> **ARTICLE**
Walking past the Moulin Rouge on the evening of January 3, 1907, passers-by encountered riots bleeding onto the streets of Paris. The cause of this unrest: an onstage kiss between French author Sidonie-Gabrielle Colette and her lover Mathilde de Morny, an aristocrat otherwise known as “Missy.” Opening night proved to be the only performance of Egyptian Dream, as police promptly shut the production down.

Colette in costume for Egyptian Dream​​​​​​​
Colette in costume for Egyptian Dream Public domain via Wikimedia Commons

The writer at the center of this scandal—a woman who used the patronymic Colette to command respect—was a trailblazer of French literature. She published more than 30 books, reported on the front lines of World War I, received a Nobel Prize nomination and served as the first woman president of the prestigious Académie Goncourt literary organization. Known for her depictions of female sexuality and astute yet lighthearted social commentary on the everyday lives of young women, Colette was a figure ahead of her time.

“Unlike many other women writers in all countries, she never campaigned, never attacked or defended any cause of public interest,” wrote biographer Margaret Crosland in 1973. “Her aggressive strength was used in describing the varying tensions in personal relationships, evoking the material world as she saw it, adding the descant of her memory, perfecting an instrument of style, resisting any attempt to make moral judgments.”


Born in the village of Saint-Sauveur-en-Puisaye in Burgundy on January 28, 1873, Colette spent much of her early life close to home. Raised by a mother on whom she was overly dependent and a father she felt she never truly knew, Colette attended “a secular public school as part of the first generation of girls formed by the secular instructional revolution of the 1870s,” says Patricia Tilburg, a historian at Davidson College and the author of Colette’s Republic: Work, Gender and Popular Culture in France, 1870-1914. Comparatively, most of the writer’s literary contemporaries attended private Catholic schools.

Tilburg adds, “[Colette’s] literature from the first decade of the 20th century spoke to that new generation of French women.”

> **THE REQUEST**
List every person mentioned by name in the article about Colette. Answer from the article about Colette and nothing else.

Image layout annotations
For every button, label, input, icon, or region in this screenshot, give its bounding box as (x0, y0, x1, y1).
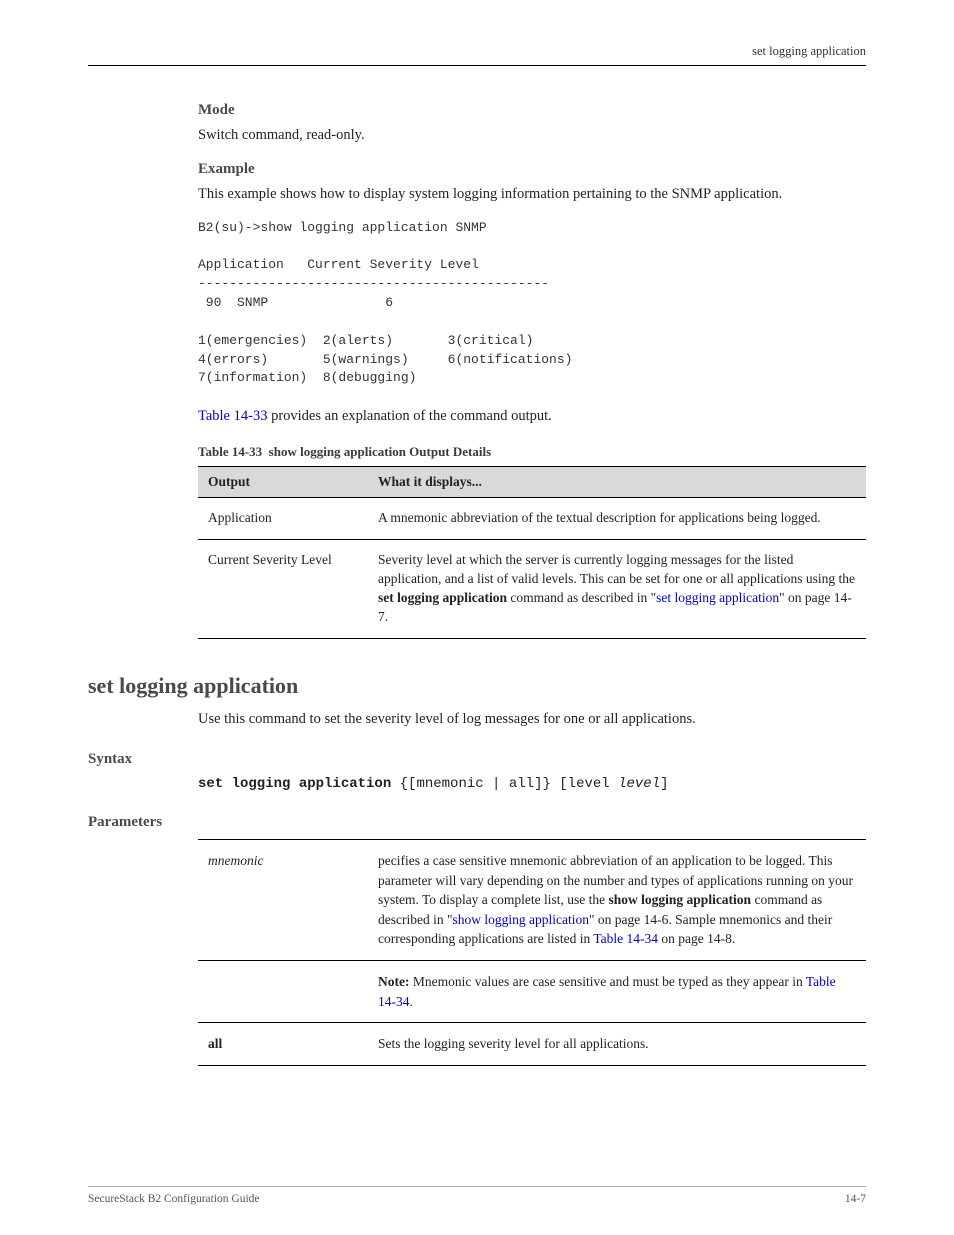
out-table-wrapper: Output What it displays... Application A… (198, 466, 866, 638)
table-row: Current Severity Level Severity level at… (198, 540, 866, 639)
cmd-title: set logging application (88, 673, 866, 699)
param-r1c1: mnemonic (198, 840, 368, 961)
param-r3c1: all (198, 1023, 368, 1066)
running-head: set logging application (88, 44, 866, 66)
ref-suffix: provides an explanation of the command o… (267, 408, 551, 424)
param-note: Note: Mnemonic values are case sensitive… (368, 961, 866, 1023)
out-r2c2: Severity level at which the server is cu… (368, 540, 866, 639)
content-area: Mode Switch command, read-only. Example … (88, 102, 866, 1066)
mode-heading: Mode (198, 102, 866, 119)
out-r1c1: Application (198, 498, 368, 540)
table-row: all Sets the logging severity level for … (198, 1023, 866, 1066)
running-head-text: set logging application (752, 44, 866, 59)
params-heading: Parameters (88, 814, 866, 831)
out-caption-label: Table 14-33 (198, 444, 262, 459)
table-row: Application A mnemonic abbreviation of t… (198, 498, 866, 540)
ref-sentence: Table 14-33 provides an explanation of t… (198, 406, 866, 426)
out-caption-text: show logging application Output Details (269, 444, 492, 459)
out-table-caption: Table 14-33 show logging application Out… (198, 444, 866, 460)
footer-left: SecureStack B2 Configuration Guide (88, 1193, 260, 1205)
cmd-desc: Use this command to set the severity lev… (198, 709, 866, 729)
out-table: Output What it displays... Application A… (198, 466, 866, 638)
param-r2c1 (198, 961, 368, 1023)
page: set logging application Mode Switch comm… (0, 0, 954, 1235)
param-link-2[interactable]: Table 14-34 (593, 931, 658, 946)
example-heading: Example (198, 161, 866, 178)
example-intro: This example shows how to display system… (198, 184, 866, 204)
out-r2-link[interactable]: set logging application (656, 590, 779, 605)
out-head-2: What it displays... (368, 467, 866, 498)
param-r3c2: Sets the logging severity level for all … (368, 1023, 866, 1066)
param-r1c2: pecifies a case sensitive mnemonic abbre… (368, 840, 866, 961)
example-code: B2(su)->show logging application SNMP Ap… (198, 219, 866, 389)
out-head-1: Output (198, 467, 368, 498)
out-r1c2: A mnemonic abbreviation of the textual d… (368, 498, 866, 540)
footer-right: 14-7 (845, 1193, 866, 1205)
table-row: mnemonic pecifies a case sensitive mnemo… (198, 840, 866, 961)
mode-text: Switch command, read-only. (198, 125, 866, 145)
table-head-row: Output What it displays... (198, 467, 866, 498)
out-r2c1: Current Severity Level (198, 540, 368, 639)
syntax-heading: Syntax (88, 751, 866, 768)
table-row: Note: Mnemonic values are case sensitive… (198, 961, 866, 1023)
param-link-1[interactable]: show logging application (453, 912, 589, 927)
table-ref-link[interactable]: Table 14-33 (198, 408, 267, 424)
params-table: mnemonic pecifies a case sensitive mnemo… (198, 839, 866, 1066)
syntax-line: set logging application {[mnemonic | all… (198, 776, 866, 792)
page-footer: SecureStack B2 Configuration Guide 14-7 (88, 1186, 866, 1205)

> **SOLUTION FOR THIS TASK**
Sidonie-Gabrielle Colette, Mathilde de Morny ("Missy"), Margaret Crosland, Patricia Tilburg